| WHAT YOU NEED TO DO |
Reproduce each line exactly, including spacing and punctuation.

| MATERIAL TO PROCESS |
==*==

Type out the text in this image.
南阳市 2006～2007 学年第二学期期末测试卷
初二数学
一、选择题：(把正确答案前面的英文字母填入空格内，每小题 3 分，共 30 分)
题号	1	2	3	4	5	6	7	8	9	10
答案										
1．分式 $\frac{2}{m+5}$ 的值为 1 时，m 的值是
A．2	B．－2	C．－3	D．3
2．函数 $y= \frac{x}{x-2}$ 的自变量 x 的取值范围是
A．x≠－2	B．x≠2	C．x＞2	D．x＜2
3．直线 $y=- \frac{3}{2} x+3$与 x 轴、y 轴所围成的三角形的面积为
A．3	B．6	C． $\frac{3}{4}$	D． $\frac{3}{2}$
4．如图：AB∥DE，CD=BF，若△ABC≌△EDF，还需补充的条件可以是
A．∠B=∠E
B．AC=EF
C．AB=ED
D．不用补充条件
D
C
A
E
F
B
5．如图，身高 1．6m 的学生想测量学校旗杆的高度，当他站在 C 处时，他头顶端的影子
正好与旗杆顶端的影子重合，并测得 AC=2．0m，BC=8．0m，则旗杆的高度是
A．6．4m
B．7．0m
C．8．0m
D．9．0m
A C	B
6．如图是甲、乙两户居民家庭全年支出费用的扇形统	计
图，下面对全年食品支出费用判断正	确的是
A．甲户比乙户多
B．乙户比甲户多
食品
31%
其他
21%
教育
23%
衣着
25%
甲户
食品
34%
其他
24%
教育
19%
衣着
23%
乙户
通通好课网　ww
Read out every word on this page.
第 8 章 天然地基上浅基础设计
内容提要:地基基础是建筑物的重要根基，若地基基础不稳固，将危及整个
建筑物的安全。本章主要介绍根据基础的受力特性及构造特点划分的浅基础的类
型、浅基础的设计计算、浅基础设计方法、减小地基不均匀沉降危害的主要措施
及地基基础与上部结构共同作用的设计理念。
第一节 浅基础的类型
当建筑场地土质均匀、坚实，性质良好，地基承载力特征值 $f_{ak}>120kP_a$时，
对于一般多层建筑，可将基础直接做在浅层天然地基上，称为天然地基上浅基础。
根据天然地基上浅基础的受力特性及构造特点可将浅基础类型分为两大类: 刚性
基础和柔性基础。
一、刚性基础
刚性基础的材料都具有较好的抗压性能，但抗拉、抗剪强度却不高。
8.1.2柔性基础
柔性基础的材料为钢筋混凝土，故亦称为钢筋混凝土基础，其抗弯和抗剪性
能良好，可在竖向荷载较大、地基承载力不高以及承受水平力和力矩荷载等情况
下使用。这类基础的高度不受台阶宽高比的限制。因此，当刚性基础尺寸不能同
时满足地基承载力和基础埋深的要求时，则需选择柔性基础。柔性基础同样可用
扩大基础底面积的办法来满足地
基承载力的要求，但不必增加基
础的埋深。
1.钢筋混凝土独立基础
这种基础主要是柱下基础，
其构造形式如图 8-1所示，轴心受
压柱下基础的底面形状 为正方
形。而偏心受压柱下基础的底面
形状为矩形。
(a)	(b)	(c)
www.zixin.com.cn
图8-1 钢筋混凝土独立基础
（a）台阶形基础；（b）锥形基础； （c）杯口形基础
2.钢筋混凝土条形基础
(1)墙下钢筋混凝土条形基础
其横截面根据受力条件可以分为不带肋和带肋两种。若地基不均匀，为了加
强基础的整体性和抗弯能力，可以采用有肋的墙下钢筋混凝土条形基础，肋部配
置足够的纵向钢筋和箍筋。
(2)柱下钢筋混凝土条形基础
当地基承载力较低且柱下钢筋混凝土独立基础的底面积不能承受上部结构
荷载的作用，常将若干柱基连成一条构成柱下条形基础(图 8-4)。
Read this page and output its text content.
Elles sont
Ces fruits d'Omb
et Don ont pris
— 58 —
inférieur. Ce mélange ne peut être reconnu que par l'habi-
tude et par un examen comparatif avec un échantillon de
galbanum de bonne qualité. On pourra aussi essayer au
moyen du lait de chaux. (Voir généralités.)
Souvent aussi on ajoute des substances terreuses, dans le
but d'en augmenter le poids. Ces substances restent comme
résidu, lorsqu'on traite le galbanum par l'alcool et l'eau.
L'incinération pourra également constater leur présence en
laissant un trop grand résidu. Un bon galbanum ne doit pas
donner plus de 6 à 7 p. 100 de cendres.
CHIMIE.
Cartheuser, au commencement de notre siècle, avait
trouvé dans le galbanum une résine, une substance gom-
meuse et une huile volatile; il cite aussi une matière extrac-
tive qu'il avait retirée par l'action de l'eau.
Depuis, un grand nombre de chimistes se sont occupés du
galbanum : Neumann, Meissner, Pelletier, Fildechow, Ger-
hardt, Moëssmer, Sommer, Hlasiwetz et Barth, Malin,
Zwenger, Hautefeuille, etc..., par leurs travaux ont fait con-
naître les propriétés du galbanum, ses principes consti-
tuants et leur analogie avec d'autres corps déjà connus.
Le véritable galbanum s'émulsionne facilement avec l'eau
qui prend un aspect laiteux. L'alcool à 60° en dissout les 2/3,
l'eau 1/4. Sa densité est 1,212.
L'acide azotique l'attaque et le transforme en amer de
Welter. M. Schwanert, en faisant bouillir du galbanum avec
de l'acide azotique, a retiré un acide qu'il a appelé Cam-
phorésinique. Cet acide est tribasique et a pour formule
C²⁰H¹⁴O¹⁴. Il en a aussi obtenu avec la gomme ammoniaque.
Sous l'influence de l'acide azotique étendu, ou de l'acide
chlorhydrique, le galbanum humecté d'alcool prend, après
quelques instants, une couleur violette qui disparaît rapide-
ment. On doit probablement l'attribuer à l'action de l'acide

==*==

| FULL ANSWER |
Type out the text in this image.
南阳市 2006～2007 学年第二学期期末测试卷
初二数学
一、选择题：(把正确答案前面的英文字母填入空格内，每小题 3 分，共 30 分)
题号	1	2	3	4	5	6	7	8	9	10
答案										
1．分式 $\frac{2}{m+5}$ 的值为 1 时，m 的值是
A．2	B．－2	C．－3	D．3
2．函数 $y= \frac{x}{x-2}$ 的自变量 x 的取值范围是
A．x≠－2	B．x≠2	C．x＞2	D．x＜2
3．直线 $y=- \frac{3}{2} x+3$与 x 轴、y 轴所围成的三角形的面积为
A．3	B．6	C． $\frac{3}{4}$	D． $\frac{3}{2}$
4．如图：AB∥DE，CD=BF，若△ABC≌△EDF，还需补充的条件可以是
A．∠B=∠E
B．AC=EF
C．AB=ED
D．不用补充条件
D
C
A
E
F
B
5．如图，身高 1．6m 的学生想测量学校旗杆的高度，当他站在 C 处时，他头顶端的影子
正好与旗杆顶端的影子重合，并测得 AC=2．0m，BC=8．0m，则旗杆的高度是
A．6．4m
B．7．0m
C．8．0m
D．9．0m
A C	B
6．如图是甲、乙两户居民家庭全年支出费用的扇形统	计
图，下面对全年食品支出费用判断正	确的是
A．甲户比乙户多
B．乙户比甲户多
食品
31%
其他
21%
教育
23%
衣着
25%
甲户
食品
34%
其他
24%
教育
19%
衣着
23%
乙户
通通好课网　ww
Read out every word on this page.
第 8 章 天然地基上浅基础设计
内容提要:地基基础是建筑物的重要根基，若地基基础不稳固，将危及整个
建筑物的安全。本章主要介绍根据基础的受力特性及构造特点划分的浅基础的类
型、浅基础的设计计算、浅基础设计方法、减小地基不均匀沉降危害的主要措施
及地基基础与上部结构共同作用的设计理念。
第一节 浅基础的类型
当建筑场地土质均匀、坚实，性质良好，地基承载力特征值 $f_{ak}>120kP_a$时，
对于一般多层建筑，可将基础直接做在浅层天然地基上，称为天然地基上浅基础。
根据天然地基上浅基础的受力特性及构造特点可将浅基础类型分为两大类: 刚性
基础和柔性基础。
一、刚性基础
刚性基础的材料都具有较好的抗压性能，但抗拉、抗剪强度却不高。
8.1.2柔性基础
柔性基础的材料为钢筋混凝土，故亦称为钢筋混凝土基础，其抗弯和抗剪性
能良好，可在竖向荷载较大、地基承载力不高以及承受水平力和力矩荷载等情况
下使用。这类基础的高度不受台阶宽高比的限制。因此，当刚性基础尺寸不能同
时满足地基承载力和基础埋深的要求时，则需选择柔性基础。柔性基础同样可用
扩大基础底面积的办法来满足地
基承载力的要求，但不必增加基
础的埋深。
1.钢筋混凝土独立基础
这种基础主要是柱下基础，
其构造形式如图 8-1所示，轴心受
压柱下基础的底面形状 为正方
形。而偏心受压柱下基础的底面
形状为矩形。
(a)	(b)	(c)
www.zixin.com.cn
图8-1 钢筋混凝土独立基础
（a）台阶形基础；（b）锥形基础； （c）杯口形基础
2.钢筋混凝土条形基础
(1)墙下钢筋混凝土条形基础
其横截面根据受力条件可以分为不带肋和带肋两种。若地基不均匀，为了加
强基础的整体性和抗弯能力，可以采用有肋的墙下钢筋混凝土条形基础，肋部配
置足够的纵向钢筋和箍筋。
(2)柱下钢筋混凝土条形基础
当地基承载力较低且柱下钢筋混凝土独立基础的底面积不能承受上部结构
荷载的作用，常将若干柱基连成一条构成柱下条形基础(图 8-4)。
Read this page and output its text content.
Elles sont
Ces fruits d'Omb
et Don ont pris
— 58 —
inférieur. Ce mélange ne peut être reconnu que par l'habi-
tude et par un examen comparatif avec un échantillon de
galbanum de bonne qualité. On pourra aussi essayer au
moyen du lait de chaux. (Voir généralités.)
Souvent aussi on ajoute des substances terreuses, dans le
but d'en augmenter le poids. Ces substances restent comme
résidu, lorsqu'on traite le galbanum par l'alcool et l'eau.
L'incinération pourra également constater leur présence en
laissant un trop grand résidu. Un bon galbanum ne doit pas
donner plus de 6 à 7 p. 100 de cendres.
CHIMIE.
Cartheuser, au commencement de notre siècle, avait
trouvé dans le galbanum une résine, une substance gom-
meuse et une huile volatile; il cite aussi une matière extrac-
tive qu'il avait retirée par l'action de l'eau.
Depuis, un grand nombre de chimistes se sont occupés du
galbanum : Neumann, Meissner, Pelletier, Fildechow, Ger-
hardt, Moëssmer, Sommer, Hlasiwetz et Barth, Malin,
Zwenger, Hautefeuille, etc..., par leurs travaux ont fait con-
naître les propriétés du galbanum, ses principes consti-
tuants et leur analogie avec d'autres corps déjà connus.
Le véritable galbanum s'émulsionne facilement avec l'eau
qui prend un aspect laiteux. L'alcool à 60° en dissout les 2/3,
l'eau 1/4. Sa densité est 1,212.
L'acide azotique l'attaque et le transforme en amer de
Welter. M. Schwanert, en faisant bouillir du galbanum avec
de l'acide azotique, a retiré un acide qu'il a appelé Cam-
phorésinique. Cet acide est tribasique et a pour formule
C²⁰H¹⁴O¹⁴. Il en a aussi obtenu avec la gomme ammoniaque.
Sous l'influence de l'acide azotique étendu, ou de l'acide
chlorhydrique, le galbanum humecté d'alcool prend, après
quelques instants, une couleur violette qui disparaît rapide-
ment. On doit probablement l'attribuer à l'action de l'acide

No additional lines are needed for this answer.